▸ Stated goal:
Copy whichever lines contain the string "Director".

▸ Provided data:
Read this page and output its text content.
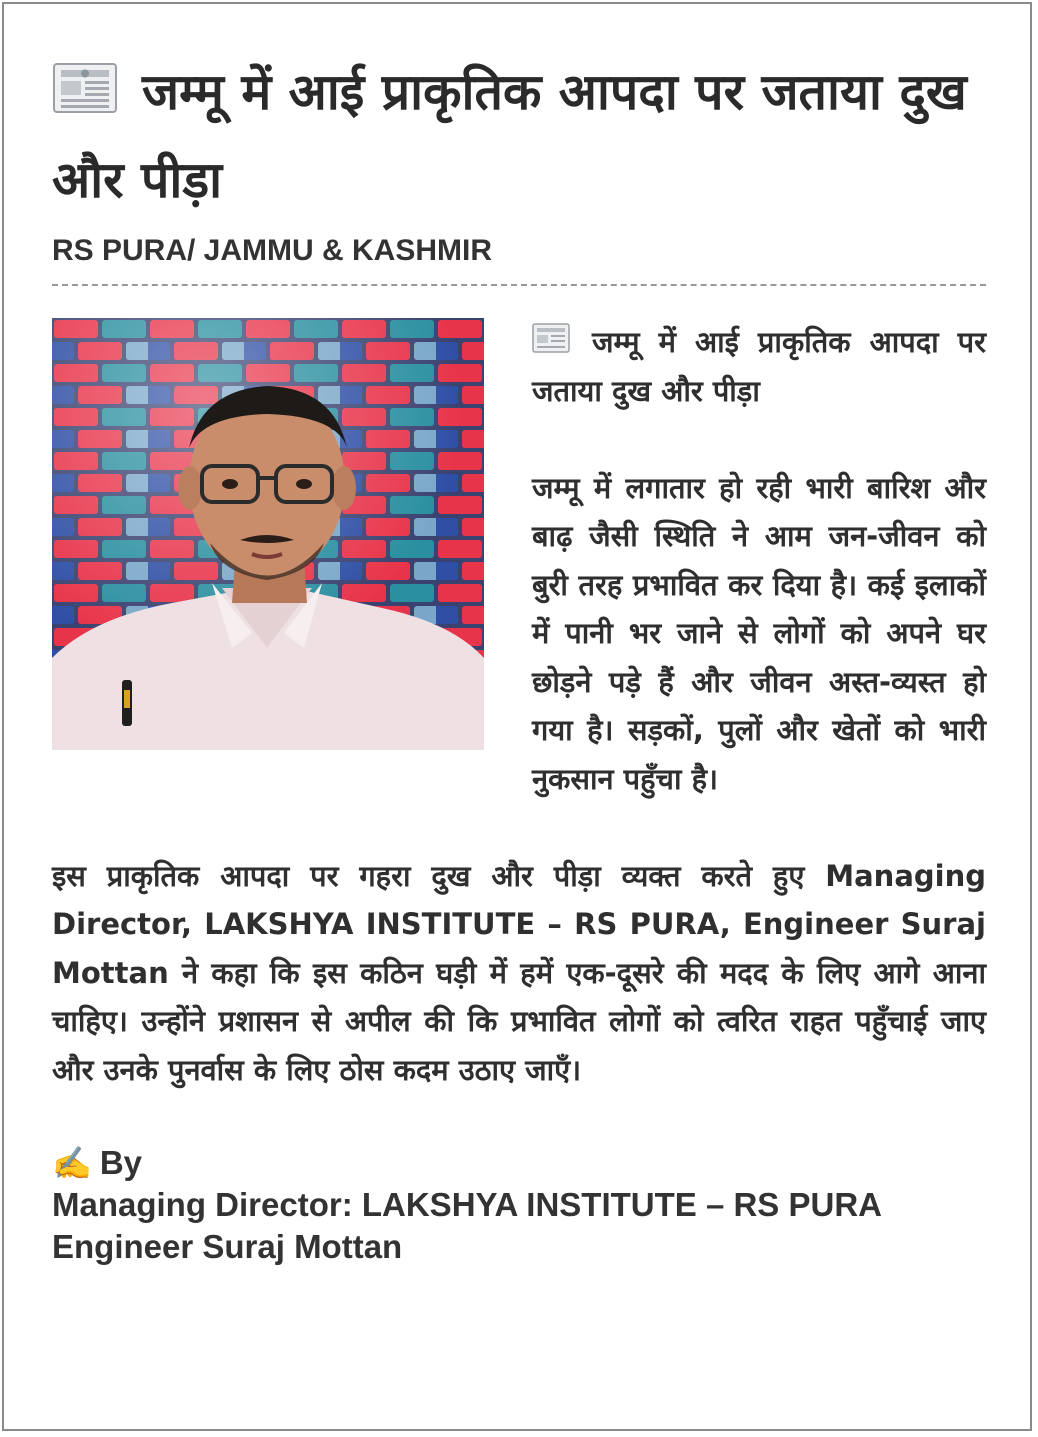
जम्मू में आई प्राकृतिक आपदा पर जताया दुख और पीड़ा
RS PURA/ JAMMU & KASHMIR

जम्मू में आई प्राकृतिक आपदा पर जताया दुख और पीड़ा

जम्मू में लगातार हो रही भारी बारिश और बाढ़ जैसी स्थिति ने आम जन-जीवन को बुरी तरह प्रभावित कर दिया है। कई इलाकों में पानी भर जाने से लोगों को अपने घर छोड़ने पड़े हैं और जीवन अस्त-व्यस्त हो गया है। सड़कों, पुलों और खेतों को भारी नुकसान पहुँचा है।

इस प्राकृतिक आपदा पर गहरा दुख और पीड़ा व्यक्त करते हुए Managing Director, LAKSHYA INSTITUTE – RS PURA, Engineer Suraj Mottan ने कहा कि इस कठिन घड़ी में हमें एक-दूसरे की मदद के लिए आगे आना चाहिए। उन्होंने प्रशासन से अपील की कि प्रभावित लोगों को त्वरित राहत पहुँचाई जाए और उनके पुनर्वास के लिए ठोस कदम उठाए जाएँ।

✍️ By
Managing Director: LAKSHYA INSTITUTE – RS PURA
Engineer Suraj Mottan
--
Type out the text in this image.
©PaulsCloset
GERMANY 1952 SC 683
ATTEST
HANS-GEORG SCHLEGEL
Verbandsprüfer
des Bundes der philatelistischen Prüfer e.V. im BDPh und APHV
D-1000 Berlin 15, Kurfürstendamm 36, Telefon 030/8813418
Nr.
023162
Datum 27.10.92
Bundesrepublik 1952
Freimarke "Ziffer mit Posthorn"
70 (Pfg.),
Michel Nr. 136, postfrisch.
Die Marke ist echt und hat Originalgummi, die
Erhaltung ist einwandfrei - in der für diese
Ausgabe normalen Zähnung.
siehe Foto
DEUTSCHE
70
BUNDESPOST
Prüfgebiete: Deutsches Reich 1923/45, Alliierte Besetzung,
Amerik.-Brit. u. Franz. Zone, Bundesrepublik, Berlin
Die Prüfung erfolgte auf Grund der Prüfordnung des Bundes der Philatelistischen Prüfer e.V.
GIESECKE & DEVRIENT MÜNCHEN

▸ Written response:
इस प्राकृतिक आपदा पर गहरा दुख और पीड़ा व्यक्त करते हुए Managing Director, LAKSHYA INSTITUTE – RS PURA, Engineer Suraj Mottan ने कहा कि इस कठिन घड़ी में हमें एक-दूसरे की मदद के लिए आगे आना चाहिए। उन्होंने प्रशासन से अपील की कि प्रभावित लोगों को त्वरित राहत पहुँचाई जाए और उनके पुनर्वास के लिए ठोस कदम उठाए जाएँ।
Managing Director: LAKSHYA INSTITUTE – RS PURA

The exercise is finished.